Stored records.
━━━━━━━━━━

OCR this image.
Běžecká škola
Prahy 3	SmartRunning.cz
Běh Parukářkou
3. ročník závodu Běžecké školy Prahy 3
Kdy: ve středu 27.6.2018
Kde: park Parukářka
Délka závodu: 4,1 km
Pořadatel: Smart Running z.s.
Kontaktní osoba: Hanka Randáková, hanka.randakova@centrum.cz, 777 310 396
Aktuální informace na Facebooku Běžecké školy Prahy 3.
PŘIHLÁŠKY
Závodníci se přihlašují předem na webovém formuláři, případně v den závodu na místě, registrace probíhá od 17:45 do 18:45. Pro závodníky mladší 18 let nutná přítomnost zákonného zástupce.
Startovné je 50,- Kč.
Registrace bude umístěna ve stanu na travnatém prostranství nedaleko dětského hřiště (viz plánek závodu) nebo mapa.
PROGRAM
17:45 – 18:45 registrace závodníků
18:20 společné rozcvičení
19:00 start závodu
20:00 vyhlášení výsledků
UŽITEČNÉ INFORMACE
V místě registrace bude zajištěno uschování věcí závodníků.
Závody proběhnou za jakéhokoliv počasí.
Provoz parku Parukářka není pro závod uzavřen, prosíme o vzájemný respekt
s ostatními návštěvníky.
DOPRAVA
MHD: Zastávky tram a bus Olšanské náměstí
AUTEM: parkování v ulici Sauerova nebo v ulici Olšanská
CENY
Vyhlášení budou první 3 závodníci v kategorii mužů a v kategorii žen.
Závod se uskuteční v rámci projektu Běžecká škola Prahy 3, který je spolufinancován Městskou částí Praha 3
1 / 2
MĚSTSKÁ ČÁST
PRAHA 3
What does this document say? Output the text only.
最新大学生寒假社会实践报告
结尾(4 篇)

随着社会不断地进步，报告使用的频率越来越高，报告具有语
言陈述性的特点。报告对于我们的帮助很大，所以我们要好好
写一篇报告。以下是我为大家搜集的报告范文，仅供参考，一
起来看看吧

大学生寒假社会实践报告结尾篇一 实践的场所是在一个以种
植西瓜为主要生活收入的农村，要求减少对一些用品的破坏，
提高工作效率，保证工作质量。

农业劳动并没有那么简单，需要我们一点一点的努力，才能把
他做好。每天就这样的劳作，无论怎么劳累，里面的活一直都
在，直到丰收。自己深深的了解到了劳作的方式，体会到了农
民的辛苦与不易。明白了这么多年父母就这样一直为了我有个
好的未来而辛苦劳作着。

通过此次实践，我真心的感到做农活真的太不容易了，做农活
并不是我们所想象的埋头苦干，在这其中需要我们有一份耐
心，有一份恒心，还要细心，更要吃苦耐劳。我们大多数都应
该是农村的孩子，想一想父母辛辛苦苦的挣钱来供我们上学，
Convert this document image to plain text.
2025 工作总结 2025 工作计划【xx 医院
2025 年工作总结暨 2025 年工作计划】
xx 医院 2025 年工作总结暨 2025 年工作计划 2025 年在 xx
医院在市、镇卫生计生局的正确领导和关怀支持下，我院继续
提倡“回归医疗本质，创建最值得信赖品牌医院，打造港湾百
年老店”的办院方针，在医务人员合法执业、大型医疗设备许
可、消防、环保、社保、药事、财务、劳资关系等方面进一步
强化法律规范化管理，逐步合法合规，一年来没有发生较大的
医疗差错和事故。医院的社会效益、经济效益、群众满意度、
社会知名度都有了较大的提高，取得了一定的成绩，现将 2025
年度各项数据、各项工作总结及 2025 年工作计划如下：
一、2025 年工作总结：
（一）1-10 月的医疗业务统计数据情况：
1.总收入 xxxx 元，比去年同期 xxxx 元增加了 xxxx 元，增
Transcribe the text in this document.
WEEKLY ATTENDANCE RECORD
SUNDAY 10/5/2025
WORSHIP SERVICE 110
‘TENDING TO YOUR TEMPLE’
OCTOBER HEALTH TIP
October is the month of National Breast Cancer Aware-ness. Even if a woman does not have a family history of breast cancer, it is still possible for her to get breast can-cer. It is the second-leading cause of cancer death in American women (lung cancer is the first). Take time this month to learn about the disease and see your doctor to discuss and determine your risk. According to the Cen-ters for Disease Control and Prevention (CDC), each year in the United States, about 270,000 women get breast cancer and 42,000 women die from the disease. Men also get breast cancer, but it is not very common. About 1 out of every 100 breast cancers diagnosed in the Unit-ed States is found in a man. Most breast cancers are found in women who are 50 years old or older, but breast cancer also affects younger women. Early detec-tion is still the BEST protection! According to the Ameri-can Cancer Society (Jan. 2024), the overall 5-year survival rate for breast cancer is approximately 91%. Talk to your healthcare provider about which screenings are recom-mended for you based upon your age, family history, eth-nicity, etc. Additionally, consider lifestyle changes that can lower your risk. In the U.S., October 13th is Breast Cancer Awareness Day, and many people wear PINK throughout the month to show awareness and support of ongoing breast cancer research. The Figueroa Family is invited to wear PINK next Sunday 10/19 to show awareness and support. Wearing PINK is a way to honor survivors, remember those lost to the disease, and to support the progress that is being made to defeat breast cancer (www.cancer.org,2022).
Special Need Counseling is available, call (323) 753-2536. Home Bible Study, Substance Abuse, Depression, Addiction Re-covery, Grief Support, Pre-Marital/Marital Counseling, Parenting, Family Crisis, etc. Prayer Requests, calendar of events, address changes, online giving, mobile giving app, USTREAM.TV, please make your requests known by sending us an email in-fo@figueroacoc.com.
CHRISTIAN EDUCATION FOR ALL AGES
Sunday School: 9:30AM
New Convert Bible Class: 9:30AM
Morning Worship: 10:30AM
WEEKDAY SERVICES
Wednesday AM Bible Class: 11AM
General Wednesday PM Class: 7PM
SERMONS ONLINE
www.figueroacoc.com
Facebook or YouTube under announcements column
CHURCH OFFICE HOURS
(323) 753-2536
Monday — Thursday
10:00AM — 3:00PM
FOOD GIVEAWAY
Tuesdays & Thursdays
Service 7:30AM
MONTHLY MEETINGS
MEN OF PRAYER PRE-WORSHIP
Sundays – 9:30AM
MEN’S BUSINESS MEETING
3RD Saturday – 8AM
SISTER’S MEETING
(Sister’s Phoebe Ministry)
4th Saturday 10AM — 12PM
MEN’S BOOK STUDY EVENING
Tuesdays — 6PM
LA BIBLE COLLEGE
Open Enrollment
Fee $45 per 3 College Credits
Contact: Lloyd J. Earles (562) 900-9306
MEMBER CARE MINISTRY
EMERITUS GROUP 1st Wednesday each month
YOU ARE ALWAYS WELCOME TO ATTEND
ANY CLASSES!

━━━━━━━━━━

Your objective. Count how many lines contain "závodu" and give only that count.

Expected answer. 5